● Your tasks
**a)** Output the passage of the SideCar lawsuit article verbatim, everything from "San Francisco-based Side.cr" down to "the company website.".
**b)** Finish out the next part of the SideCar lawsuit article, picking up right after its final sentence.

● Study text
+++++

AUSTIN (CN) - A company that makes a carpooling app sued Austin, claiming the city threatened to ticket and impound the cars of drivers who use its SideCar app.

San Francisco-based Side.cr sued Austin in Travis County Court. It claims the state capital is misinterpreting its own City Code, falsely claiming that SideCar is operating a "ground transportation service."

"We're going to defend this in court because SideCar is not a transportation service," SideCar CEO Sunil Paul said in a statement on the company website.

"SideCar is a technology platform that enables peer-to-peer ridesharing. The city code regulates 'chauffeured vehicles.' We don't own or operate vehicles, dispatch drivers or mandate shifts.

"The City Code regulates 'chauffeured vehicles' for a fee. Members of the SideCar rideshare community pay what they want and it's voluntary.

"SideCar is protected under federal law."

The complaint states: "SideCar is, in essence, a Match.com or 'dating service' for carpoolers and ridesharers. People can download the SideCar mobile app to their smartphones, and use that app to locate other people who are driving or need rides. SideCar provides the software and the interactive computer system that facilitates the communication, but does not own or operate vehicles or direct drivers as to routs or riders."

It's a somewhat ironic complaint, as Austin is the center of Texas's high-tech industry, and one of its unofficial slogans is "Keep Austin Weird."

SideCar says in the complaint that it went to court to defend ridesharing and carpooling in the city.

"If the code is improperly stretched to cover SideCar, as the City of Austin is doing, the code would apply to practically every carpooling and ridesharing arrangement in the city, making every 'soccer mom,' ridesharing college students and carpooling worker potentially liable for citation and impoundment of their personal vehicle," the complaint states.

+++++

Stored records
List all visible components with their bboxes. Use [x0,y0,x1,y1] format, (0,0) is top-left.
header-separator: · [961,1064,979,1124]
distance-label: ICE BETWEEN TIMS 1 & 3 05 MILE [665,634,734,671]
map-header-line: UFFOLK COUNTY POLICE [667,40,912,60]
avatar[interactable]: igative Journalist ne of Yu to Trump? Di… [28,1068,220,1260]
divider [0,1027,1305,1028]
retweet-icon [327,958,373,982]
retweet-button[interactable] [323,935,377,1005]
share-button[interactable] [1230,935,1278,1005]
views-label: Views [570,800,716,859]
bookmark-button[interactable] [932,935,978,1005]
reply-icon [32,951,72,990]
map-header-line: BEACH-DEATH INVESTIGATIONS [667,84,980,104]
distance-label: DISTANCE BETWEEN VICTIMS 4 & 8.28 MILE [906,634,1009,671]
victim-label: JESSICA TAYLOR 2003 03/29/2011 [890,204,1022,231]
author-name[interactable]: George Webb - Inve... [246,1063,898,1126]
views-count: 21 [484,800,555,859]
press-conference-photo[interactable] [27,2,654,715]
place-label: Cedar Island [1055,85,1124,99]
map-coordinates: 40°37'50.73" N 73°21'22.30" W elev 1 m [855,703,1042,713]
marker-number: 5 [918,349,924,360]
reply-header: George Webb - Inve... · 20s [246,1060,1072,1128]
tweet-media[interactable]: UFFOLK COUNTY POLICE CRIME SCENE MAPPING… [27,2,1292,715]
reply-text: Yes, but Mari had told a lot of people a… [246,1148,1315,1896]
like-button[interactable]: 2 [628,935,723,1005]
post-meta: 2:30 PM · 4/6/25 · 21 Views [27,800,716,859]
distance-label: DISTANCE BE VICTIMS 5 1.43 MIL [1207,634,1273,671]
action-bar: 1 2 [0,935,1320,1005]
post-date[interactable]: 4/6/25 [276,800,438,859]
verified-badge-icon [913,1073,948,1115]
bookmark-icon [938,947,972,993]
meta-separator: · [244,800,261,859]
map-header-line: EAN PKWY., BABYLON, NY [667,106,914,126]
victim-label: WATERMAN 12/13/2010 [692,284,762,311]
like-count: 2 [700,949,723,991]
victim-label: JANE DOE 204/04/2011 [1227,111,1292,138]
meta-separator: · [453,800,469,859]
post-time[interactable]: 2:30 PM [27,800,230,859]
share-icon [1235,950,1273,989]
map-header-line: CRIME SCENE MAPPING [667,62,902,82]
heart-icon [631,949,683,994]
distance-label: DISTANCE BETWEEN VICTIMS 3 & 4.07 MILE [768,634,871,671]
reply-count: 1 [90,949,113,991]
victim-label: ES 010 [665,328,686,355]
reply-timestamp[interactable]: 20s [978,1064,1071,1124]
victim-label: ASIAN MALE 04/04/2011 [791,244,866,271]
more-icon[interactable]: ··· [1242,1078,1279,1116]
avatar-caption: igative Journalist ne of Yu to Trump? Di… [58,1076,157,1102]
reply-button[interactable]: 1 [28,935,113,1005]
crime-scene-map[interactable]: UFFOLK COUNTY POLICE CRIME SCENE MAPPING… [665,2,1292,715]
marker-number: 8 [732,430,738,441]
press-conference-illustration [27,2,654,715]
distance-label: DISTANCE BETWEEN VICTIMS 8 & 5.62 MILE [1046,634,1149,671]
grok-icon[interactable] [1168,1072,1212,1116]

+++++

● Responses
**a)**
San Francisco-based Side.cr sued Austin in Travis County Court. It claims the state capital is misinterpreting its own City Code, falsely claiming that SideCar is operating a "ground transportation service."

"We're going to defend this in court because SideCar is not a transportation service," SideCar CEO Sunil Paul said in a statement on the company website.

**b)**
Sidecar claims it sued only after weeks of fruitless negotiations with the city.

It claims the city's Transportation Department Director Robert Spiller contacted it on Feb. 23, telling it, "your intended operations which connect passengers with drivers using a mobile application requires permitting and authorization through our Ground Transportation Office."

Sidecar says the letter did not specify what part of the City Code it was violating. It says it responded on Feb. 27, saying its operations and users were not violating local law and that the city's threatened enforcement was preempted by federal law. SideCar says it has not received a written response.

Paul said on the company website that the city passed the ordinance two weeks ago: that the Austin City Council made sharing a ride in exchange for cash a crime.

In response, Paul said, Sidecar announced free rides through its app until March 17 for the city's South by Southwest music and film festivals.

"What happens here matters for the entire sharing economy," Paul said on the website. "Sharing resources is not a crime - it's a solution for a better and more sustainable way of life."

SideCar seeks declaratory and injunctive relief.

It is represented by Peter Kennedy with Graves Dougherty in Austin.